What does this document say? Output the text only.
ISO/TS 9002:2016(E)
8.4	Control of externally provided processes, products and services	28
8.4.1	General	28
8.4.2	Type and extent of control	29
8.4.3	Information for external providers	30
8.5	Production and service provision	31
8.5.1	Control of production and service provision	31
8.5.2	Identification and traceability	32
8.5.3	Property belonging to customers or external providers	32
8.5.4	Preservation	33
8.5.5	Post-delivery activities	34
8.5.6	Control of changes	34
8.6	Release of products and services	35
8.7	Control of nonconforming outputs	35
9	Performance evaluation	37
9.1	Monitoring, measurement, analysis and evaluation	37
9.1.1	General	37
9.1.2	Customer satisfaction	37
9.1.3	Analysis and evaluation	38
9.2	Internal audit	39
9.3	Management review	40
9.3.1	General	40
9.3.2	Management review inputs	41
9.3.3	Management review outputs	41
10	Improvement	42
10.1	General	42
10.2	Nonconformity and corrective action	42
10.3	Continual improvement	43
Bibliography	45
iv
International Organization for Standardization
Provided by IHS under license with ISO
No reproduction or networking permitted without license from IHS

** PROBLEM **
Recopy the entries above in their entirety, exactly.

** ANSWER TO THE EXERCISE **
What does this document say? Output the text only.
ISO/TS 9002:2016(E)
8.4	Control of externally provided processes, products and services	28
8.4.1	General	28
8.4.2	Type and extent of control	29
8.4.3	Information for external providers	30
8.5	Production and service provision	31
8.5.1	Control of production and service provision	31
8.5.2	Identification and traceability	32
8.5.3	Property belonging to customers or external providers	32
8.5.4	Preservation	33
8.5.5	Post-delivery activities	34
8.5.6	Control of changes	34
8.6	Release of products and services	35
8.7	Control of nonconforming outputs	35
9	Performance evaluation	37
9.1	Monitoring, measurement, analysis and evaluation	37
9.1.1	General	37
9.1.2	Customer satisfaction	37
9.1.3	Analysis and evaluation	38
9.2	Internal audit	39
9.3	Management review	40
9.3.1	General	40
9.3.2	Management review inputs	41
9.3.3	Management review outputs	41
10	Improvement	42
10.1	General	42
10.2	Nonconformity and corrective action	42
10.3	Continual improvement	43
Bibliography	45
iv
International Organization for Standardization
Provided by IHS under license with ISO
No reproduction or networking permitted without license from IHS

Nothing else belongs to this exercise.